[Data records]
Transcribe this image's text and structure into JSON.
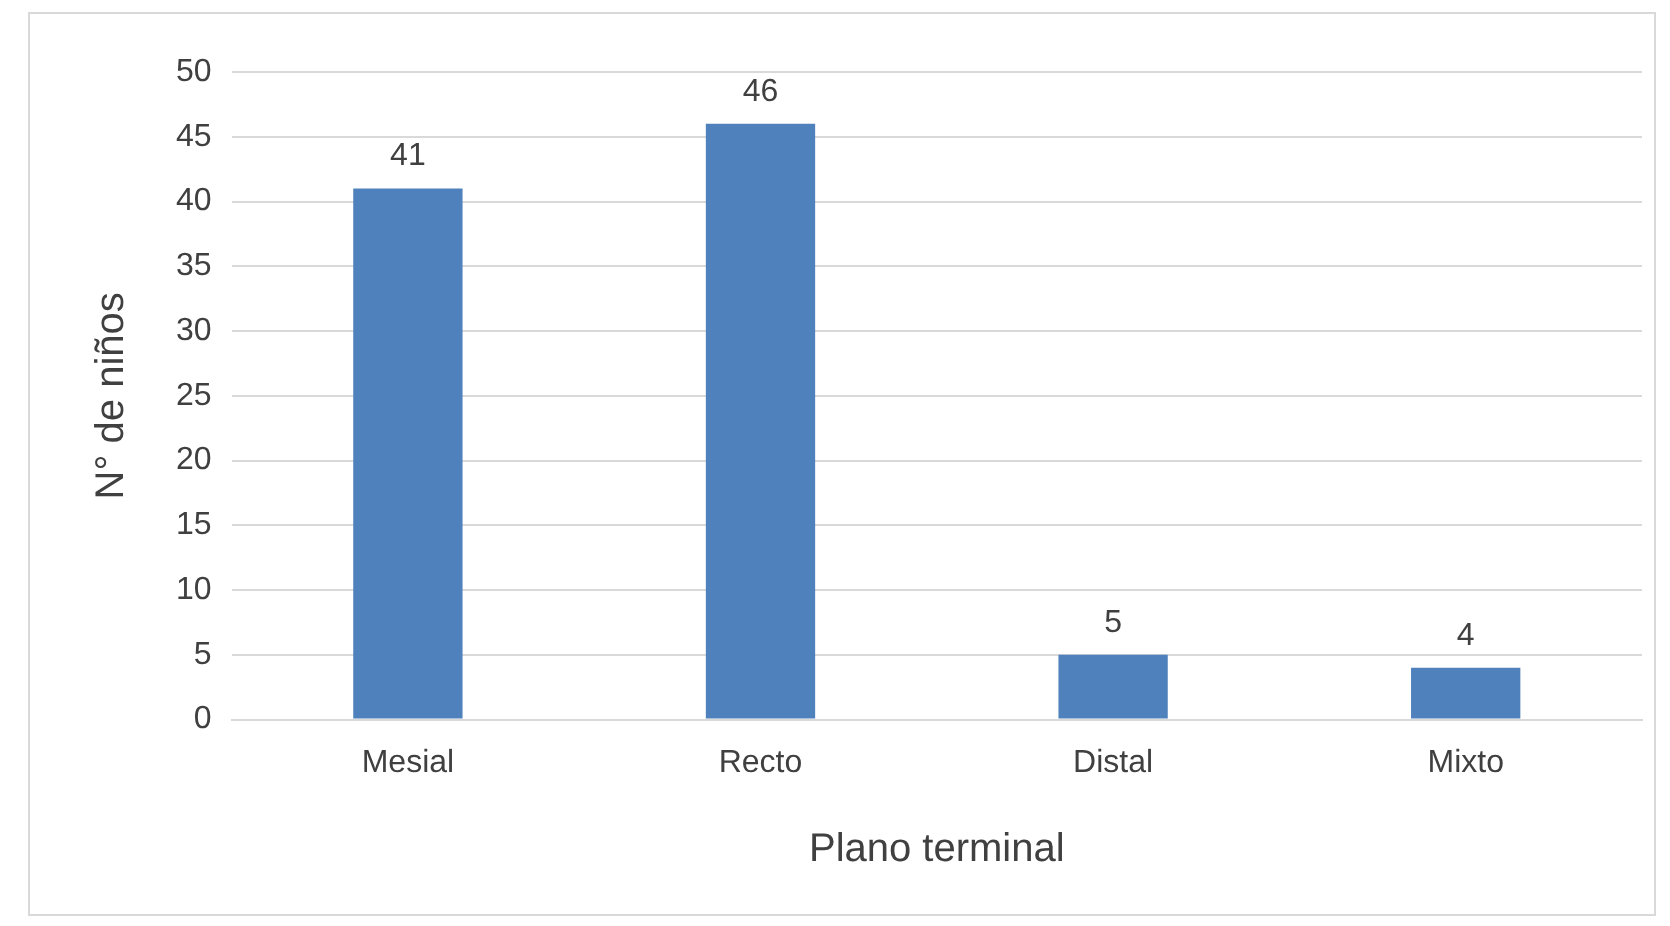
{
  "chart_data": {
    "type": "bar",
    "xlabel": "Plano terminal",
    "ylabel": "N° de niños",
    "categories": [
      "Mesial",
      "Recto",
      "Distal",
      "Mixto"
    ],
    "values": [
      41,
      46,
      5,
      4
    ],
    "color": "#4f81bd",
    "ylim": [
      0,
      50
    ],
    "yticks": [
      0,
      5,
      10,
      15,
      20,
      25,
      30,
      35,
      40,
      45,
      50
    ],
    "grid": "y",
    "data_labels": true
  }
}
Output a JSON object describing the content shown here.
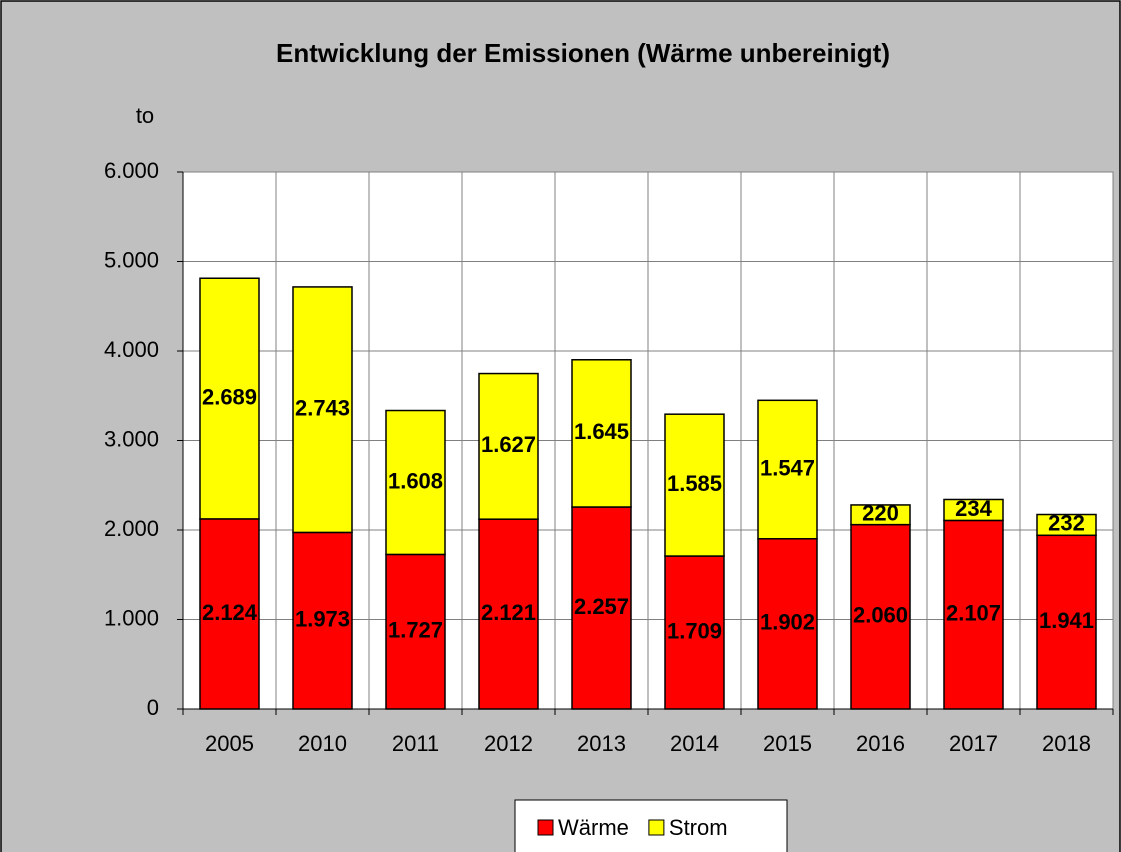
{
  "chart_data": {
    "type": "stacked_bar",
    "title": "Entwicklung der Emissionen (Wärme unbereinigt)",
    "y_label": "to",
    "categories": [
      "2005",
      "2010",
      "2011",
      "2012",
      "2013",
      "2014",
      "2015",
      "2016",
      "2017",
      "2018"
    ],
    "series": [
      {
        "name": "Wärme",
        "color": "#ff0000",
        "values": [
          2124,
          1973,
          1727,
          2121,
          2257,
          1709,
          1902,
          2060,
          2107,
          1941
        ],
        "value_labels": [
          "2.124",
          "1.973",
          "1.727",
          "2.121",
          "2.257",
          "1.709",
          "1.902",
          "2.060",
          "2.107",
          "1.941"
        ]
      },
      {
        "name": "Strom",
        "color": "#ffff00",
        "values": [
          2689,
          2743,
          1608,
          1627,
          1645,
          1585,
          1547,
          220,
          234,
          232
        ],
        "value_labels": [
          "2.689",
          "2.743",
          "1.608",
          "1.627",
          "1.645",
          "1.585",
          "1.547",
          "220",
          "234",
          "232"
        ]
      }
    ],
    "ylim": [
      0,
      6000
    ],
    "yticks": [
      0,
      {
        "value": 1000,
        "label": "1.000"
      },
      {
        "value": 2000,
        "label": "2.000"
      },
      {
        "value": 3000,
        "label": "3.000"
      },
      {
        "value": 4000,
        "label": "4.000"
      },
      {
        "value": 5000,
        "label": "5.000"
      },
      {
        "value": 6000,
        "label": "6.000"
      }
    ],
    "grid": true,
    "legend": "bottom"
  }
}
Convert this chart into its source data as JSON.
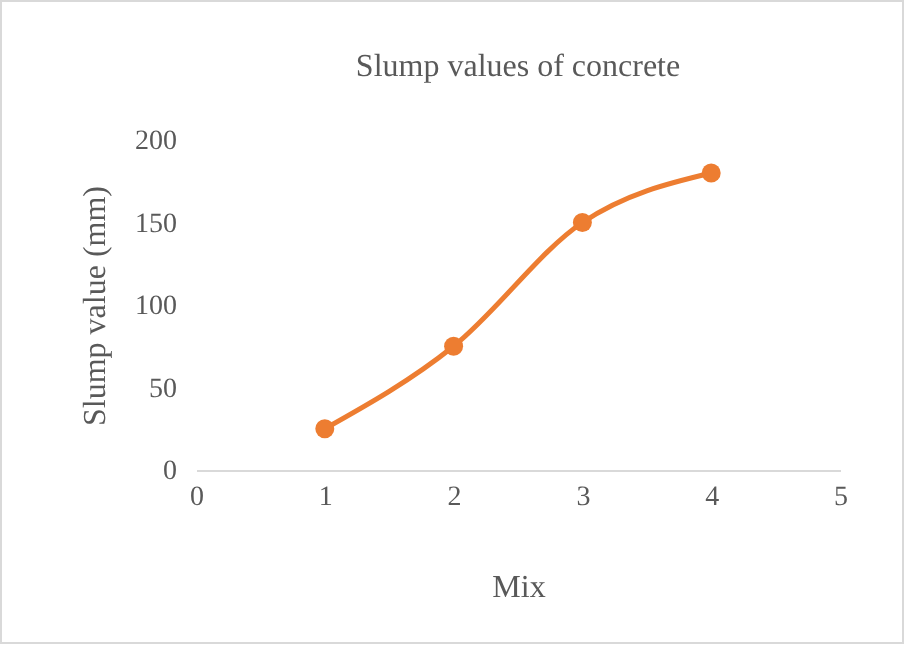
{
  "chart_data": {
    "type": "line",
    "title": "Slump values of concrete",
    "xlabel": "Mix",
    "ylabel": "Slump value (mm)",
    "x": [
      1,
      2,
      3,
      4
    ],
    "series": [
      {
        "color": "#ed7d31",
        "values": [
          25,
          75,
          150,
          180
        ]
      }
    ],
    "xlim": [
      0,
      5
    ],
    "xticks": [
      0,
      1,
      2,
      3,
      4,
      5
    ],
    "ylim": [
      0,
      200
    ],
    "yticks": [
      0,
      50,
      100,
      150,
      200
    ],
    "marker": "circle"
  }
}
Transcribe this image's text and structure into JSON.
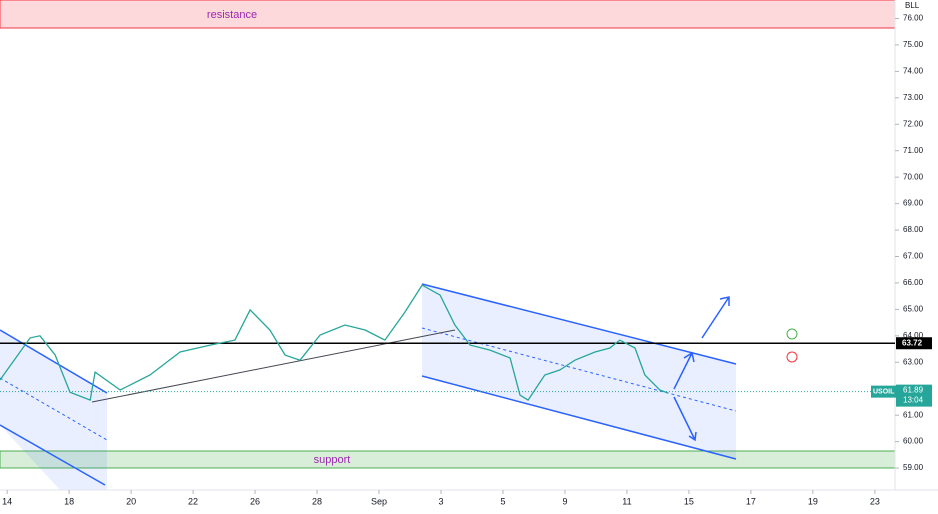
{
  "chart_data": {
    "type": "line",
    "symbol": "USOIL",
    "axis_header": "BLL",
    "series": [
      {
        "name": "USOIL",
        "color": "#26a69a",
        "x": [
          -0.23,
          0.74,
          1.06,
          1.55,
          2.03,
          2.68,
          2.84,
          3.65,
          4.61,
          5.58,
          6.55,
          7.35,
          7.84,
          8.48,
          8.97,
          9.45,
          10.1,
          10.9,
          11.55,
          12.19,
          12.84,
          13.39,
          13.97,
          14.45,
          14.94,
          15.58,
          16.23,
          16.55,
          16.81,
          17.35,
          17.84,
          18.32,
          18.97,
          19.45,
          19.77,
          20.26,
          20.58,
          21.06,
          21.32
        ],
        "values": [
          62.33,
          63.92,
          64.0,
          63.27,
          61.87,
          61.57,
          62.63,
          61.95,
          62.52,
          63.39,
          63.65,
          63.84,
          64.98,
          64.22,
          63.27,
          63.08,
          64.03,
          64.41,
          64.22,
          63.84,
          64.9,
          65.92,
          65.54,
          64.41,
          63.65,
          63.46,
          63.16,
          61.76,
          61.57,
          62.52,
          62.71,
          63.08,
          63.39,
          63.54,
          63.84,
          63.54,
          62.52,
          61.95,
          61.84
        ]
      }
    ],
    "last_price": 61.89,
    "countdown": "13:04",
    "level_line": 63.72,
    "annotations": [
      "resistance",
      "support"
    ],
    "xlim": [
      -0.23,
      28.65
    ],
    "ylim": [
      58.17,
      76.7
    ],
    "xticks": [
      {
        "value": 0,
        "label": "14"
      },
      {
        "value": 2,
        "label": "18"
      },
      {
        "value": 4,
        "label": "20"
      },
      {
        "value": 6,
        "label": "22"
      },
      {
        "value": 8,
        "label": "26"
      },
      {
        "value": 10,
        "label": "28"
      },
      {
        "value": 12,
        "label": "Sep"
      },
      {
        "value": 14,
        "label": "3"
      },
      {
        "value": 16,
        "label": "5"
      },
      {
        "value": 18,
        "label": "9"
      },
      {
        "value": 20,
        "label": "11"
      },
      {
        "value": 22,
        "label": "15"
      },
      {
        "value": 24,
        "label": "17"
      },
      {
        "value": 26,
        "label": "19"
      },
      {
        "value": 28,
        "label": "23"
      }
    ],
    "yticks": [
      {
        "value": 59,
        "label": "59.00"
      },
      {
        "value": 60,
        "label": "60.00"
      },
      {
        "value": 61,
        "label": "61.00"
      },
      {
        "value": 62,
        "label": "62.00"
      },
      {
        "value": 63,
        "label": "63.00"
      },
      {
        "value": 64,
        "label": "64.00"
      },
      {
        "value": 65,
        "label": "65.00"
      },
      {
        "value": 66,
        "label": "66.00"
      },
      {
        "value": 67,
        "label": "67.00"
      },
      {
        "value": 68,
        "label": "68.00"
      },
      {
        "value": 69,
        "label": "69.00"
      },
      {
        "value": 70,
        "label": "70.00"
      },
      {
        "value": 71,
        "label": "71.00"
      },
      {
        "value": 72,
        "label": "72.00"
      },
      {
        "value": 73,
        "label": "73.00"
      },
      {
        "value": 74,
        "label": "74.00"
      },
      {
        "value": 75,
        "label": "75.00"
      },
      {
        "value": 76,
        "label": "76.00"
      }
    ]
  }
}
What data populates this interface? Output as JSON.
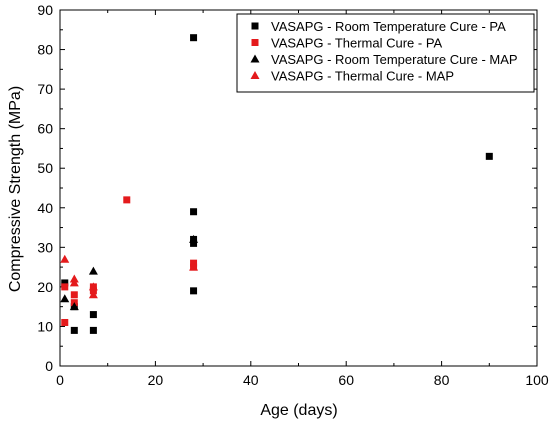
{
  "chart_data": {
    "type": "scatter",
    "title": "",
    "xlabel": "Age (days)",
    "ylabel": "Compressive Strength (MPa)",
    "xlim": [
      0,
      100
    ],
    "ylim": [
      0,
      90
    ],
    "xticks": [
      0,
      20,
      40,
      60,
      80,
      100
    ],
    "yticks": [
      0,
      10,
      20,
      30,
      40,
      50,
      60,
      70,
      80,
      90
    ],
    "grid": false,
    "legend_position": "top-right",
    "series": [
      {
        "name": "VASAPG - Room Temperature Cure - PA",
        "marker": "square",
        "color": "#000000",
        "points": [
          [
            1,
            21
          ],
          [
            3,
            9
          ],
          [
            3,
            15
          ],
          [
            7,
            13
          ],
          [
            7,
            9
          ],
          [
            28,
            83
          ],
          [
            28,
            39
          ],
          [
            28,
            32
          ],
          [
            28,
            31
          ],
          [
            28,
            19
          ],
          [
            90,
            53
          ]
        ]
      },
      {
        "name": "VASAPG - Thermal Cure - PA",
        "marker": "square",
        "color": "#e41a1c",
        "points": [
          [
            1,
            20
          ],
          [
            1,
            11
          ],
          [
            3,
            18
          ],
          [
            3,
            16
          ],
          [
            7,
            20
          ],
          [
            7,
            19
          ],
          [
            14,
            42
          ],
          [
            28,
            26
          ],
          [
            28,
            25
          ]
        ]
      },
      {
        "name": "VASAPG - Room Temperature Cure - MAP",
        "marker": "triangle",
        "color": "#000000",
        "points": [
          [
            1,
            17
          ],
          [
            3,
            15
          ],
          [
            7,
            24
          ],
          [
            28,
            32
          ]
        ]
      },
      {
        "name": "VASAPG - Thermal Cure - MAP",
        "marker": "triangle",
        "color": "#e41a1c",
        "points": [
          [
            1,
            27
          ],
          [
            3,
            22
          ],
          [
            3,
            21
          ],
          [
            7,
            20
          ],
          [
            7,
            18
          ],
          [
            28,
            25
          ]
        ]
      }
    ]
  }
}
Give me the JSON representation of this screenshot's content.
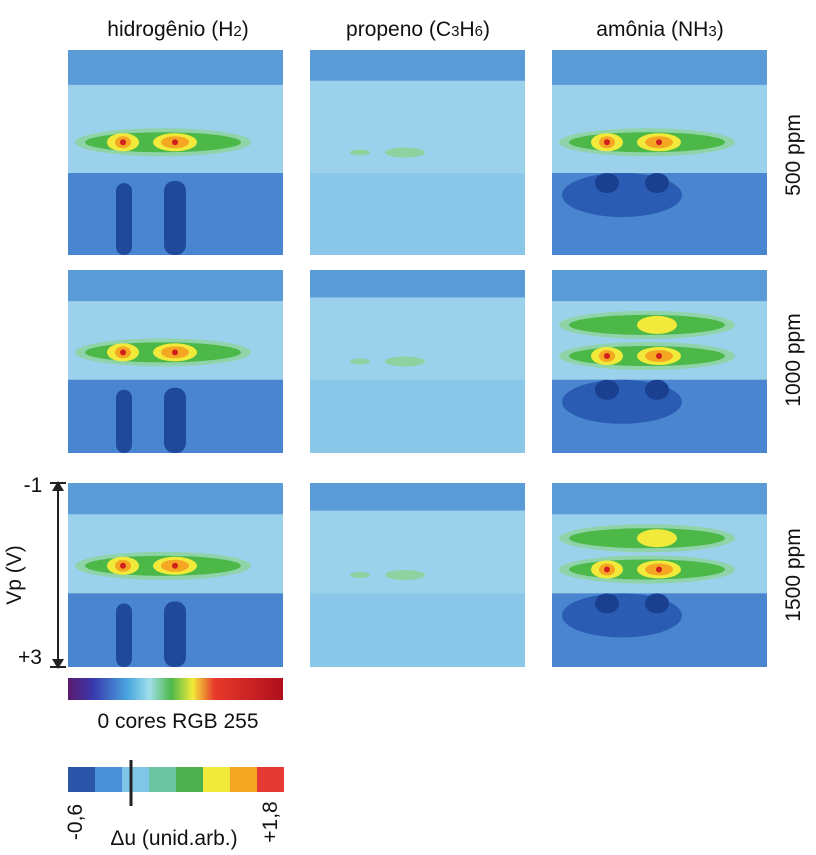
{
  "columns": [
    "hidrogênio (H2)",
    "propeno (C3H6)",
    "amônia (NH3)"
  ],
  "rows": [
    "500 ppm",
    "1000 ppm",
    "1500 ppm"
  ],
  "vp_axis": {
    "label": "Vp (V)",
    "top": "-1",
    "bottom": "+3"
  },
  "rgb_scale": {
    "label": "0 cores RGB 255"
  },
  "du_scale": {
    "min": "-0,6",
    "max": "+1,8",
    "label": "Δu (unid.arb.)"
  }
}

== Requirement ==
Report the number of lines above containing the word "title", with no other text.

== Solution to the problem ==
3